─── MATERIAL SHOWN ───

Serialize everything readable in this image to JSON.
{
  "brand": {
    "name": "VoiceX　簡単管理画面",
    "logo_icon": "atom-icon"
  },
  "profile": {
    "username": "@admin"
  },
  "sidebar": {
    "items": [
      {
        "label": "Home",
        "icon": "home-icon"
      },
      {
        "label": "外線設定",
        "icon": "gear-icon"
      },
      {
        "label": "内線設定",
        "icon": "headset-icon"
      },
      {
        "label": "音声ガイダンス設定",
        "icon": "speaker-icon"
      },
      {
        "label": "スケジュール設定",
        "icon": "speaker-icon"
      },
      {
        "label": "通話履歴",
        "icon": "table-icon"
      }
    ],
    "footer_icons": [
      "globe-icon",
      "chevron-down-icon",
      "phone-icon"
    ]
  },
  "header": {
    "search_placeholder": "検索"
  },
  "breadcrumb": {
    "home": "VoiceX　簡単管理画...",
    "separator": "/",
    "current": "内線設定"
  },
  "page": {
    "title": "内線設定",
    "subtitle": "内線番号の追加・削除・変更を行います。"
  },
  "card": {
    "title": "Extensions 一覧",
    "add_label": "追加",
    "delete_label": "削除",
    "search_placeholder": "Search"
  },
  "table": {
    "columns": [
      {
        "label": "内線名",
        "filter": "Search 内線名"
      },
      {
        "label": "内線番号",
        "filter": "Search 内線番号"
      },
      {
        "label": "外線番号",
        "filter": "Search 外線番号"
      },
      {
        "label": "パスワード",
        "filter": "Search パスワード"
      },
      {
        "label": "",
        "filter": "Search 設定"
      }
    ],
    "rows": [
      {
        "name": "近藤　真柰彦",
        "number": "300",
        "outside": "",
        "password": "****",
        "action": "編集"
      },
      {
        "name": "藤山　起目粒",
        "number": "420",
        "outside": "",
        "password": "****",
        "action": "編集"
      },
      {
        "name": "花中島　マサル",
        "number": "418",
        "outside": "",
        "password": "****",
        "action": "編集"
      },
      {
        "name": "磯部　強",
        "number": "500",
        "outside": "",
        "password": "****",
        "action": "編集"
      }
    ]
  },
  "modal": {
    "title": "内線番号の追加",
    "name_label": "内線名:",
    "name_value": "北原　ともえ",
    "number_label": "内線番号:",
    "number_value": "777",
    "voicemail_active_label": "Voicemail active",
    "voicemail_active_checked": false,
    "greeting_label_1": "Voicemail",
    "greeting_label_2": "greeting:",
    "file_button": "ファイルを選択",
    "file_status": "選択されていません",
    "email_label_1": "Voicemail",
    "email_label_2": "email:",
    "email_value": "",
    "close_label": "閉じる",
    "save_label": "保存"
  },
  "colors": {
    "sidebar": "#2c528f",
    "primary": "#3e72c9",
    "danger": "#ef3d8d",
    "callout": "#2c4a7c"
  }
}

───

Your task is to retype all the records above with nothing left out.

Serialize everything readable in this image to JSON.
{
  "brand": {
    "name": "VoiceX　簡単管理画面",
    "logo_icon": "atom-icon"
  },
  "profile": {
    "username": "@admin"
  },
  "sidebar": {
    "items": [
      {
        "label": "Home",
        "icon": "home-icon"
      },
      {
        "label": "外線設定",
        "icon": "gear-icon"
      },
      {
        "label": "内線設定",
        "icon": "headset-icon"
      },
      {
        "label": "音声ガイダンス設定",
        "icon": "speaker-icon"
      },
      {
        "label": "スケジュール設定",
        "icon": "speaker-icon"
      },
      {
        "label": "通話履歴",
        "icon": "table-icon"
      }
    ],
    "footer_icons": [
      "globe-icon",
      "chevron-down-icon",
      "phone-icon"
    ]
  },
  "header": {
    "search_placeholder": "検索"
  },
  "breadcrumb": {
    "home": "VoiceX　簡単管理画...",
    "separator": "/",
    "current": "内線設定"
  },
  "page": {
    "title": "内線設定",
    "subtitle": "内線番号の追加・削除・変更を行います。"
  },
  "card": {
    "title": "Extensions 一覧",
    "add_label": "追加",
    "delete_label": "削除",
    "search_placeholder": "Search"
  },
  "table": {
    "columns": [
      {
        "label": "内線名",
        "filter": "Search 内線名"
      },
      {
        "label": "内線番号",
        "filter": "Search 内線番号"
      },
      {
        "label": "外線番号",
        "filter": "Search 外線番号"
      },
      {
        "label": "パスワード",
        "filter": "Search パスワード"
      },
      {
        "label": "",
        "filter": "Search 設定"
      }
    ],
    "rows": [
      {
        "name": "近藤　真柰彦",
        "number": "300",
        "outside": "",
        "password": "****",
        "action": "編集"
      },
      {
        "name": "藤山　起目粒",
        "number": "420",
        "outside": "",
        "password": "****",
        "action": "編集"
      },
      {
        "name": "花中島　マサル",
        "number": "418",
        "outside": "",
        "password": "****",
        "action": "編集"
      },
      {
        "name": "磯部　強",
        "number": "500",
        "outside": "",
        "password": "****",
        "action": "編集"
      }
    ]
  },
  "modal": {
    "title": "内線番号の追加",
    "name_label": "内線名:",
    "name_value": "北原　ともえ",
    "number_label": "内線番号:",
    "number_value": "777",
    "voicemail_active_label": "Voicemail active",
    "voicemail_active_checked": false,
    "greeting_label_1": "Voicemail",
    "greeting_label_2": "greeting:",
    "file_button": "ファイルを選択",
    "file_status": "選択されていません",
    "email_label_1": "Voicemail",
    "email_label_2": "email:",
    "email_value": "",
    "close_label": "閉じる",
    "save_label": "保存"
  },
  "colors": {
    "sidebar": "#2c528f",
    "primary": "#3e72c9",
    "danger": "#ef3d8d",
    "callout": "#2c4a7c"
  }
}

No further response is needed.